— BEGIN Material —

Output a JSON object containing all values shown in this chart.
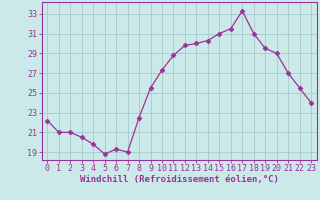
{
  "hours": [
    0,
    1,
    2,
    3,
    4,
    5,
    6,
    7,
    8,
    9,
    10,
    11,
    12,
    13,
    14,
    15,
    16,
    17,
    18,
    19,
    20,
    21,
    22,
    23
  ],
  "values": [
    22.2,
    21.0,
    21.0,
    20.5,
    19.8,
    18.8,
    19.3,
    19.0,
    22.5,
    25.5,
    27.3,
    28.8,
    29.8,
    30.0,
    30.3,
    31.0,
    31.5,
    33.3,
    31.0,
    29.5,
    29.0,
    27.0,
    25.5,
    24.0
  ],
  "line_color": "#993399",
  "marker": "D",
  "marker_size": 2.5,
  "background_color": "#cce9e9",
  "grid_color": "#aacfcf",
  "ylabel_ticks": [
    19,
    21,
    23,
    25,
    27,
    29,
    31,
    33
  ],
  "ylim": [
    18.2,
    34.2
  ],
  "xlim": [
    -0.5,
    23.5
  ],
  "xlabel": "Windchill (Refroidissement éolien,°C)",
  "xlabel_fontsize": 6.5,
  "tick_fontsize": 6.0,
  "linewidth": 0.9
}
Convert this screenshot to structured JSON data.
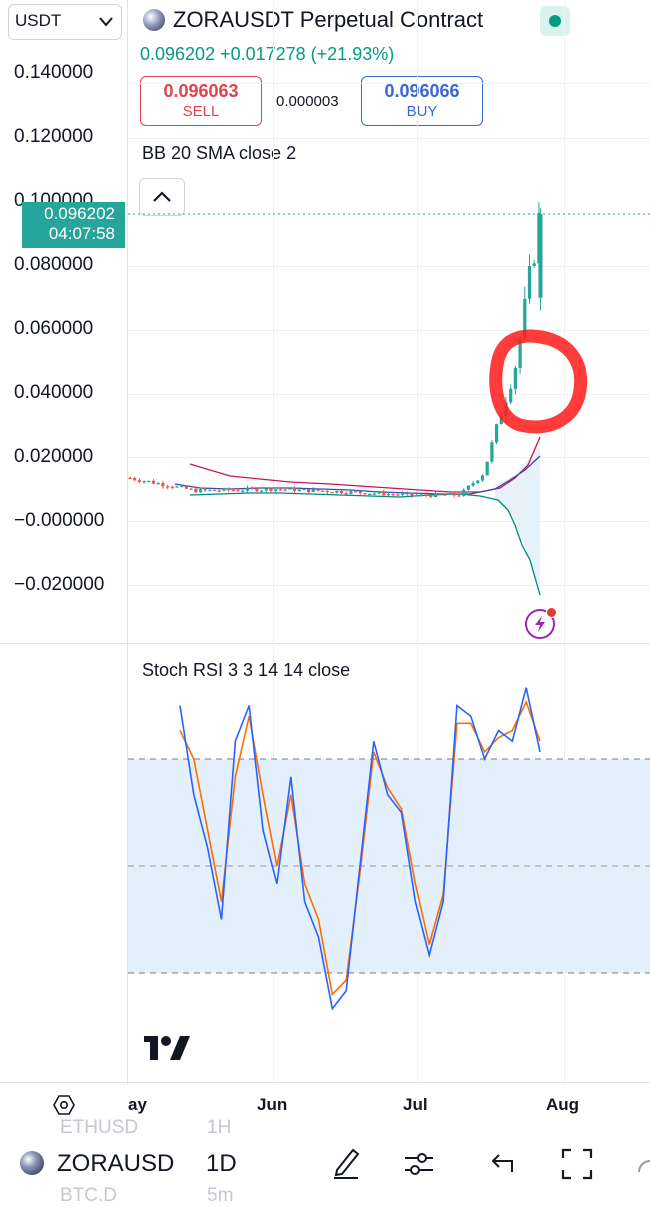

— END Material —

Print out every entry above without changing a word, and leave out the pictures.

Output a JSON object containing all values shown in this chart.
{
  "hours": [
    0,
    1,
    2,
    3,
    4,
    5,
    6,
    7,
    8,
    9,
    10,
    11,
    12,
    13,
    14,
    15,
    16,
    17,
    18,
    19,
    20,
    21,
    22,
    23
  ],
  "values": [
    22.2,
    21.0,
    21.0,
    20.5,
    19.8,
    18.8,
    19.3,
    19.0,
    22.5,
    25.5,
    27.3,
    28.8,
    29.8,
    30.0,
    30.3,
    31.0,
    31.5,
    33.3,
    31.0,
    29.5,
    29.0,
    27.0,
    25.5,
    24.0
  ],
  "line_color": "#993399",
  "marker": "D",
  "marker_size": 2.5,
  "background_color": "#cce9e9",
  "grid_color": "#aacfcf",
  "ylabel_ticks": [
    19,
    21,
    23,
    25,
    27,
    29,
    31,
    33
  ],
  "ylim": [
    18.2,
    34.2
  ],
  "xlim": [
    -0.5,
    23.5
  ],
  "xlabel": "Windchill (Refroidissement éolien,°C)",
  "xlabel_fontsize": 6.5,
  "tick_fontsize": 6.0,
  "linewidth": 0.9
}
Convert this screenshot to structured JSON data.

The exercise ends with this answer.